Task objective:
Begin the copy at the line containing "Read all visible content and emit it as JSON." and end it at the final line of the material below, reproducing each line exactly, without images.

Records for the task:
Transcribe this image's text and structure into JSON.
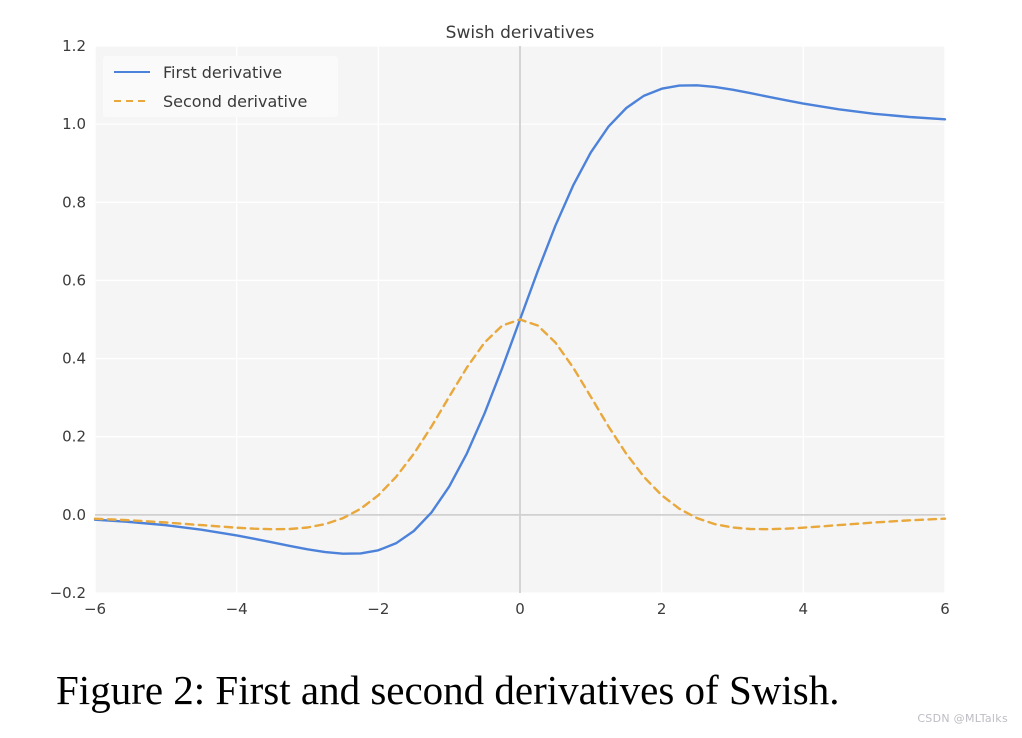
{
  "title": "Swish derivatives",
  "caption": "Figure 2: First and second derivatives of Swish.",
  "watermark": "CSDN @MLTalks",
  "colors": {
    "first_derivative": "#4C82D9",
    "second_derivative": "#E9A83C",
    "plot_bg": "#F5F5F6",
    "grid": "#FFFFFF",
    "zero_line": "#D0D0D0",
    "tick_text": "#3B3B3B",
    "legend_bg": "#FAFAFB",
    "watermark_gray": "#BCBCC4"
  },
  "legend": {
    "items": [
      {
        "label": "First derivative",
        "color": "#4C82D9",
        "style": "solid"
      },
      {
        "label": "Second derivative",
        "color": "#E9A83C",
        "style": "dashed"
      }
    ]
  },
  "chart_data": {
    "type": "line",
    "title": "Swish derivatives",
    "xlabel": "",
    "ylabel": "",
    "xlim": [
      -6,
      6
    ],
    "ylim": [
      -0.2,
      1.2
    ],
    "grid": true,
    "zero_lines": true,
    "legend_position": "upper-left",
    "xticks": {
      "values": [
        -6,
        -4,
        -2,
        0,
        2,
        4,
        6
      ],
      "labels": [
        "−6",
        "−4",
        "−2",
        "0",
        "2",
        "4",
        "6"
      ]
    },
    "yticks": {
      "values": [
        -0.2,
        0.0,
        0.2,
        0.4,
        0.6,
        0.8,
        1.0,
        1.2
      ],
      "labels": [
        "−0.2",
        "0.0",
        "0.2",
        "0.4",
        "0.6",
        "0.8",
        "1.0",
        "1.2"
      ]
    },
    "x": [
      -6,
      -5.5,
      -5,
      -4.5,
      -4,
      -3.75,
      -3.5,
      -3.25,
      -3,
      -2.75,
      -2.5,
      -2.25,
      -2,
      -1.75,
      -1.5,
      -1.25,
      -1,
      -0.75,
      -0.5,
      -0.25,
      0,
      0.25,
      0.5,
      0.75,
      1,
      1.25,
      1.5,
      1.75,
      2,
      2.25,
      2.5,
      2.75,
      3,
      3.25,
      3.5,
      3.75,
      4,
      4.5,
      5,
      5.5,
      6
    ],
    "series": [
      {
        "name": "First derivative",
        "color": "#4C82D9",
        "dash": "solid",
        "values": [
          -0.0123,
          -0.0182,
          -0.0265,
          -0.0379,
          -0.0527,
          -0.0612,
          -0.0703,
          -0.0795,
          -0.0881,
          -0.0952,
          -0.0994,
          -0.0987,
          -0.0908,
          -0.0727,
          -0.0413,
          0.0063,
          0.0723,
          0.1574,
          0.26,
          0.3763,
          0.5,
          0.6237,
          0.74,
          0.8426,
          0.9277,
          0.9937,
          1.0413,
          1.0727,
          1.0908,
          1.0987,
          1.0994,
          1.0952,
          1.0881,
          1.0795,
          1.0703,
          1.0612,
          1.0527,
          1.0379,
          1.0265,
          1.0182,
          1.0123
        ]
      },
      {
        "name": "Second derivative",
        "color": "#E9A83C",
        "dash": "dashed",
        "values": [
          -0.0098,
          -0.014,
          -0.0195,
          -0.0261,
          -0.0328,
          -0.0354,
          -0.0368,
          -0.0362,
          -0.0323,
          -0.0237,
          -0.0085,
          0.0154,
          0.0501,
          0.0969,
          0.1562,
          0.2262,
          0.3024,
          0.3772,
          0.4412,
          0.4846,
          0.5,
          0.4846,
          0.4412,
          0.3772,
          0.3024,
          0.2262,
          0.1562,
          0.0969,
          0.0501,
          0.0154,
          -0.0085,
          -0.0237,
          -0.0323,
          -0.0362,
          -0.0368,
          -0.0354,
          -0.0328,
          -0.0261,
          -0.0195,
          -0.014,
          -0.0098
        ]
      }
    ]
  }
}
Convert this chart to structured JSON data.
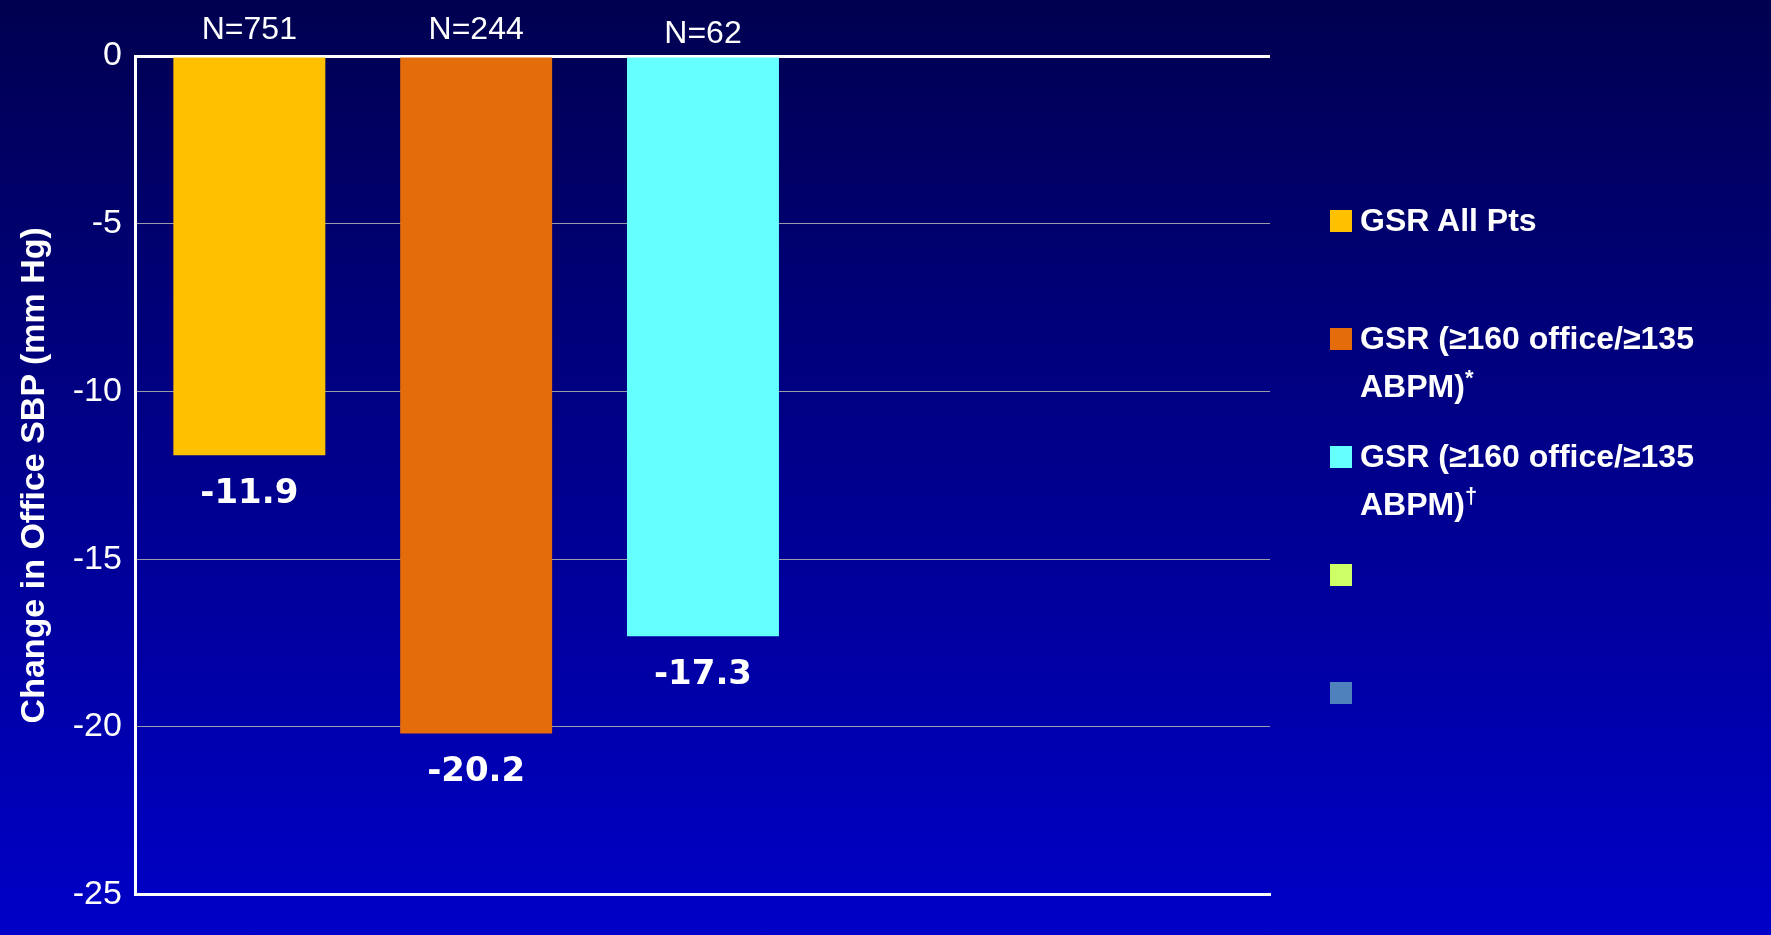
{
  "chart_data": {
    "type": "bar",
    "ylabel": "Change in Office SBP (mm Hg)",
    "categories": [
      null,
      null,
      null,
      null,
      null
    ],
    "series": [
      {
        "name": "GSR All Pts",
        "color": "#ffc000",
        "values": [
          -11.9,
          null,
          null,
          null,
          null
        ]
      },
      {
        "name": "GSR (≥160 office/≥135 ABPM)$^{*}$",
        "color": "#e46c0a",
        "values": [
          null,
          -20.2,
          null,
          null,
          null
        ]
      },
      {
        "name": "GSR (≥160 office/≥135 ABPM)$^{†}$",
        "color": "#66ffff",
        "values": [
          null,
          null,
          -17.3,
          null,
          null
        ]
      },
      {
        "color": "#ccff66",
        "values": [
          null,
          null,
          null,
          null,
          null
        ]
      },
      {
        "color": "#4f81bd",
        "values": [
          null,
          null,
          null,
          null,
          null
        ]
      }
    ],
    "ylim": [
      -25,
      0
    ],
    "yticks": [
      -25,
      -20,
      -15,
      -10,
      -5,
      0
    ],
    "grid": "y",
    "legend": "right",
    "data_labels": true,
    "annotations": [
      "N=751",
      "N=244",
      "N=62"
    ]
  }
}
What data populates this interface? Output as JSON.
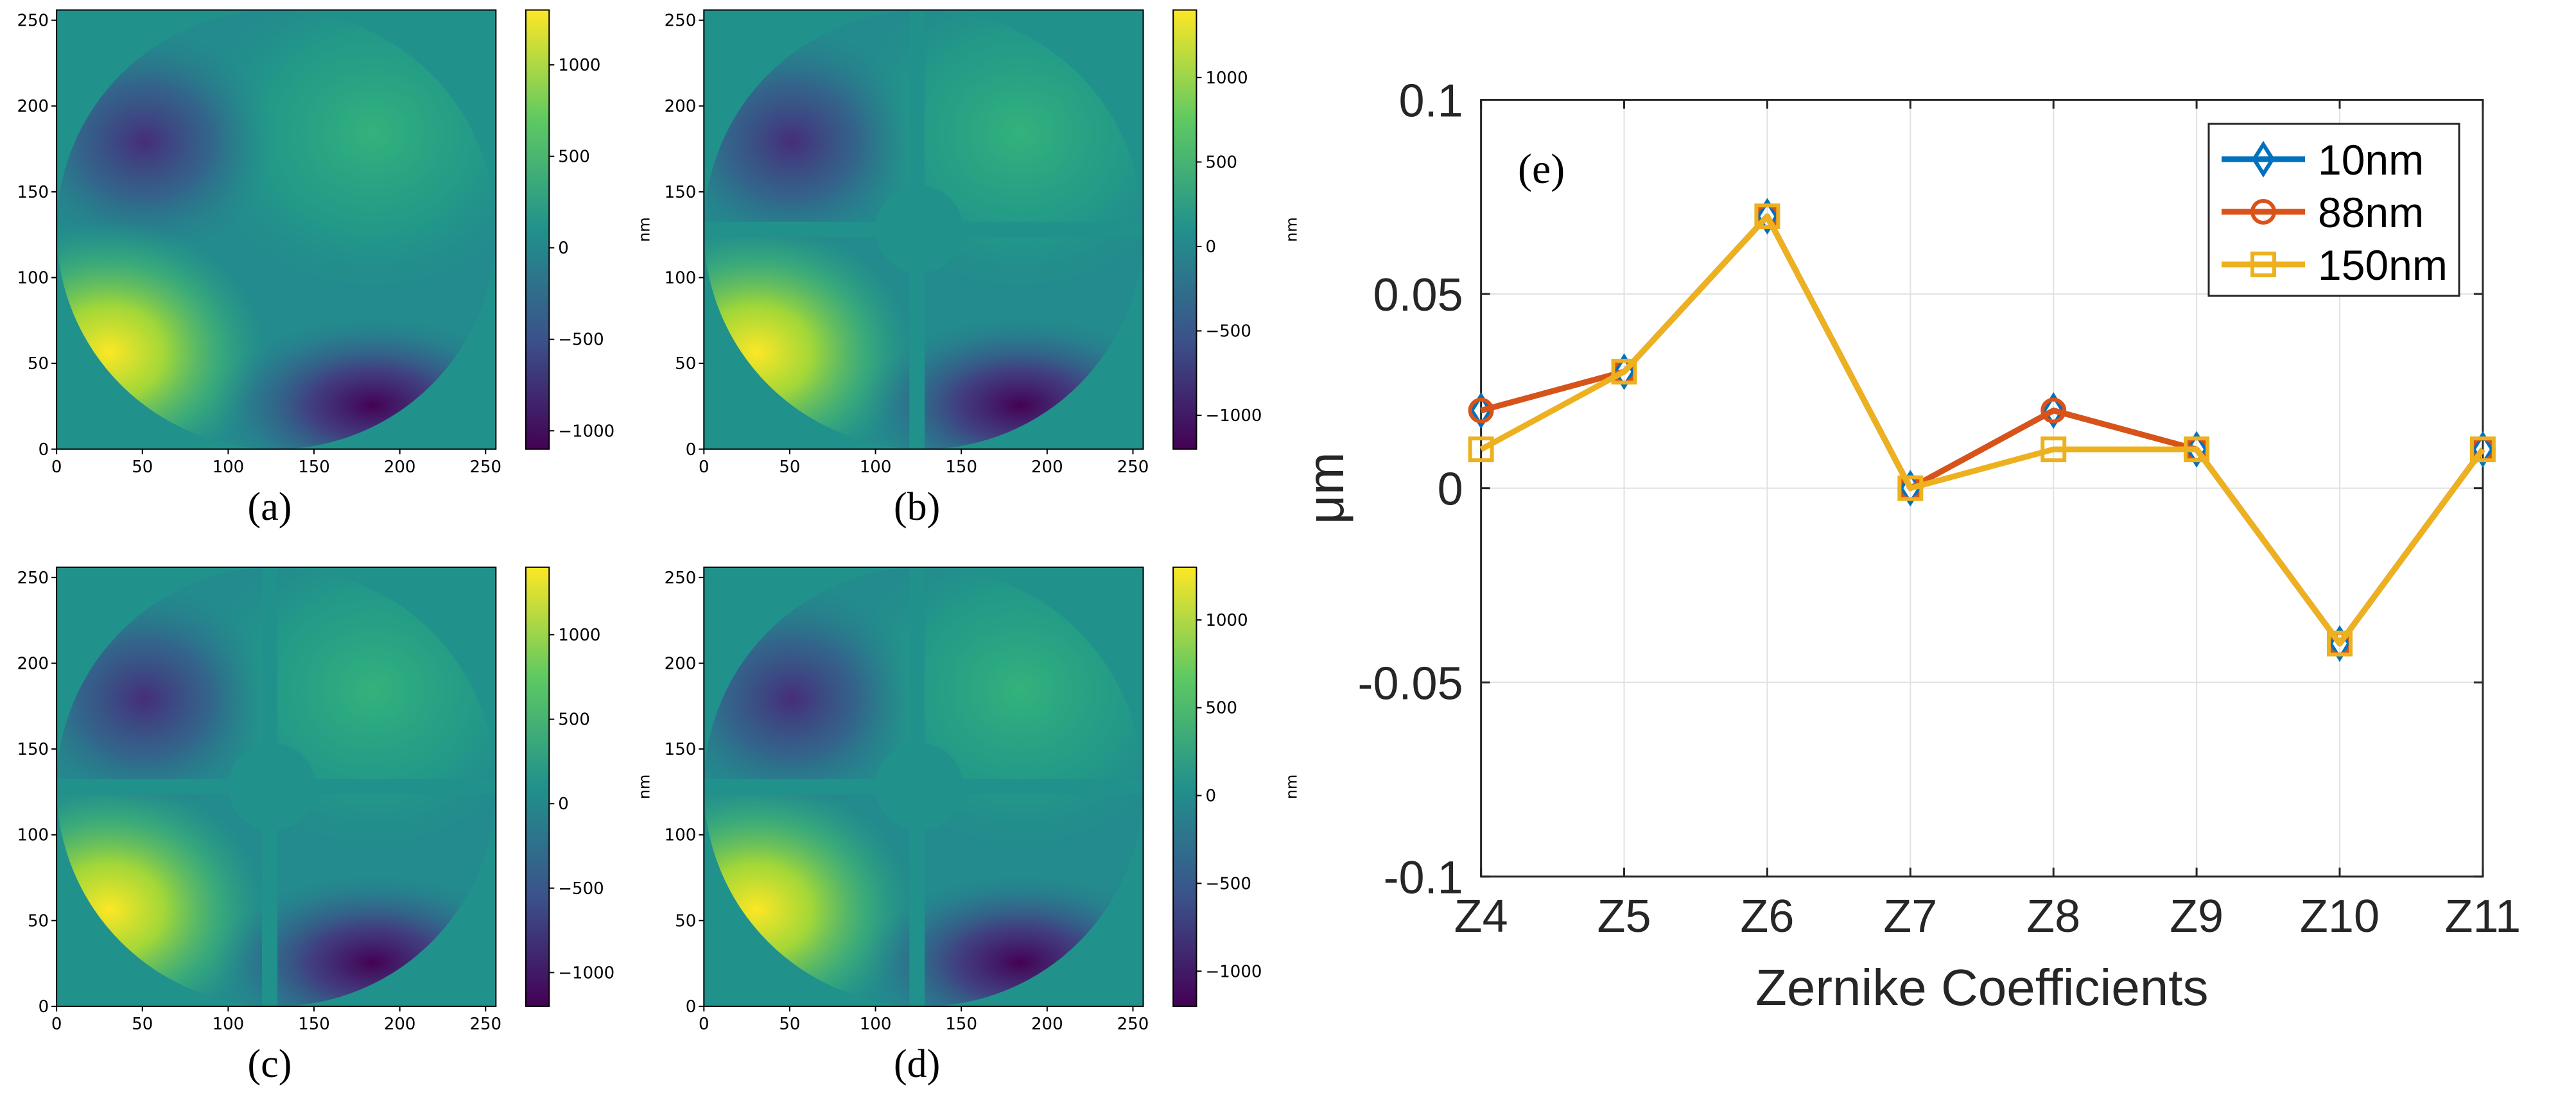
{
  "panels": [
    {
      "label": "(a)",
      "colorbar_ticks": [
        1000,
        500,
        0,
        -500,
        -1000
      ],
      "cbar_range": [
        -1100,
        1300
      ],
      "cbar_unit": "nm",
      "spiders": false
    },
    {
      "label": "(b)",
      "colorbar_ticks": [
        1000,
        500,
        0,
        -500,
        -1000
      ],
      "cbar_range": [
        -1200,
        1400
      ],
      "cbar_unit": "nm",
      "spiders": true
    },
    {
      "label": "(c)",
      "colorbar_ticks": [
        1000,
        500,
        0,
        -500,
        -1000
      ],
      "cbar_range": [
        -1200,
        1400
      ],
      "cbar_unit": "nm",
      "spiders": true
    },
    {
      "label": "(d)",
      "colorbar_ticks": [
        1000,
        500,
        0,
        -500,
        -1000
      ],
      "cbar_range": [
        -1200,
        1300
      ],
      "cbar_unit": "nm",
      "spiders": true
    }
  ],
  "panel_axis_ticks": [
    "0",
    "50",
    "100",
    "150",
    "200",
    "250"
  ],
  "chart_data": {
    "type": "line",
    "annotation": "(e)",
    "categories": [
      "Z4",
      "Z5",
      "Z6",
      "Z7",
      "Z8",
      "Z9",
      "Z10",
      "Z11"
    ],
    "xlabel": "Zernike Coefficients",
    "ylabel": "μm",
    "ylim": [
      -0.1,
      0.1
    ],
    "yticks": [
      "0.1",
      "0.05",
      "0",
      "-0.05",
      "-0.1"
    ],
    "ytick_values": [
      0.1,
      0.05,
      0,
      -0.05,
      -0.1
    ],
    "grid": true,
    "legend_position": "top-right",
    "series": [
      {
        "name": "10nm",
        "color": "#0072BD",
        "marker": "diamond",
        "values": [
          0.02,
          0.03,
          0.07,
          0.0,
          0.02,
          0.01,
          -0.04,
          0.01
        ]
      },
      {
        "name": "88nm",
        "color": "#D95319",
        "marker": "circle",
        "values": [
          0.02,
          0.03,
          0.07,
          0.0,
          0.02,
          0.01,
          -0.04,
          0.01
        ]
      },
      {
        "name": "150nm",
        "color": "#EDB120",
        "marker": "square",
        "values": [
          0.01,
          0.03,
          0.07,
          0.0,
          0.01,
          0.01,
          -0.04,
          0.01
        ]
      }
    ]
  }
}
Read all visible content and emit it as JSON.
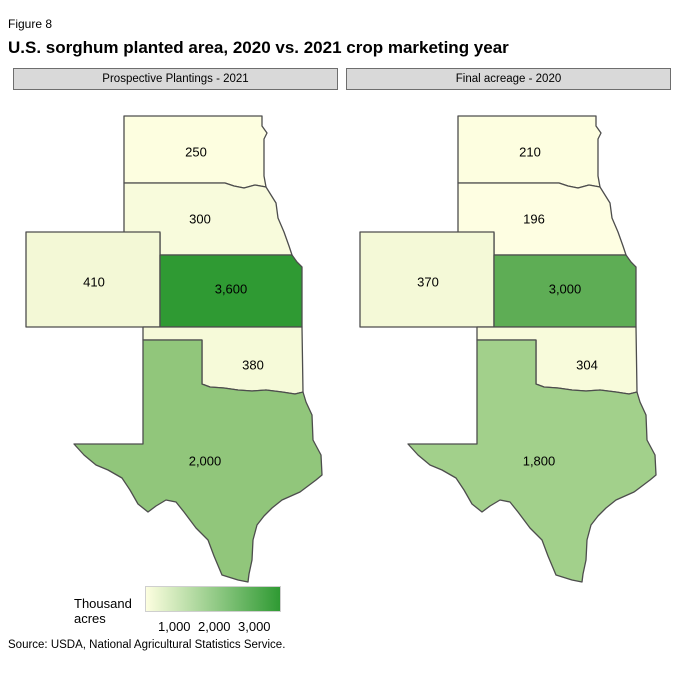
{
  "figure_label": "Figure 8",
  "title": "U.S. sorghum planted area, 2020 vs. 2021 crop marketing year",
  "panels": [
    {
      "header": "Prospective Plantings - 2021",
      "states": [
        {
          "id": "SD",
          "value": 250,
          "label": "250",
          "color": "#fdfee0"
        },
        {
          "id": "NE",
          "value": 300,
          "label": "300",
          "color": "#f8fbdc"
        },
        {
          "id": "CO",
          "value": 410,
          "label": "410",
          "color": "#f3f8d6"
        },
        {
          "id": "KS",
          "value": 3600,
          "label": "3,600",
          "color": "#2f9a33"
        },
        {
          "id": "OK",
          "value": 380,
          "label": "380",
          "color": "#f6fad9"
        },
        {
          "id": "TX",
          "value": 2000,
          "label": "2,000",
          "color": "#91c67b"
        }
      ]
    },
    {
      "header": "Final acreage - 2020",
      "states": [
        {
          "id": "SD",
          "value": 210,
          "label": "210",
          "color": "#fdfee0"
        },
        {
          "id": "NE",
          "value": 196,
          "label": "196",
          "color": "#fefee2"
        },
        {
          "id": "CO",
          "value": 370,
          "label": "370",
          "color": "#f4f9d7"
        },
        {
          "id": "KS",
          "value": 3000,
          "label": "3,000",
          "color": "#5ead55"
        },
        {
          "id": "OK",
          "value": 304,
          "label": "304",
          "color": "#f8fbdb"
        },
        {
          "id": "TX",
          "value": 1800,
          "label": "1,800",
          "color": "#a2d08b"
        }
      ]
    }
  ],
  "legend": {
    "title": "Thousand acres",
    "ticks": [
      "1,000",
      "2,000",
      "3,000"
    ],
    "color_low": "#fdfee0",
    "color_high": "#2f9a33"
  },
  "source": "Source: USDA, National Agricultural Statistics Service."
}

Correct response:
Read all visible content and emit it as JSON.
{
  "figure_label": "Figure 8",
  "title": "U.S. sorghum planted area, 2020 vs. 2021 crop marketing year",
  "panels": [
    {
      "header": "Prospective Plantings - 2021",
      "states": [
        {
          "id": "SD",
          "value": 250,
          "label": "250",
          "color": "#fdfee0"
        },
        {
          "id": "NE",
          "value": 300,
          "label": "300",
          "color": "#f8fbdc"
        },
        {
          "id": "CO",
          "value": 410,
          "label": "410",
          "color": "#f3f8d6"
        },
        {
          "id": "KS",
          "value": 3600,
          "label": "3,600",
          "color": "#2f9a33"
        },
        {
          "id": "OK",
          "value": 380,
          "label": "380",
          "color": "#f6fad9"
        },
        {
          "id": "TX",
          "value": 2000,
          "label": "2,000",
          "color": "#91c67b"
        }
      ]
    },
    {
      "header": "Final acreage - 2020",
      "states": [
        {
          "id": "SD",
          "value": 210,
          "label": "210",
          "color": "#fdfee0"
        },
        {
          "id": "NE",
          "value": 196,
          "label": "196",
          "color": "#fefee2"
        },
        {
          "id": "CO",
          "value": 370,
          "label": "370",
          "color": "#f4f9d7"
        },
        {
          "id": "KS",
          "value": 3000,
          "label": "3,000",
          "color": "#5ead55"
        },
        {
          "id": "OK",
          "value": 304,
          "label": "304",
          "color": "#f8fbdb"
        },
        {
          "id": "TX",
          "value": 1800,
          "label": "1,800",
          "color": "#a2d08b"
        }
      ]
    }
  ],
  "legend": {
    "title": "Thousand acres",
    "ticks": [
      "1,000",
      "2,000",
      "3,000"
    ],
    "color_low": "#fdfee0",
    "color_high": "#2f9a33"
  },
  "source": "Source: USDA, National Agricultural Statistics Service."
}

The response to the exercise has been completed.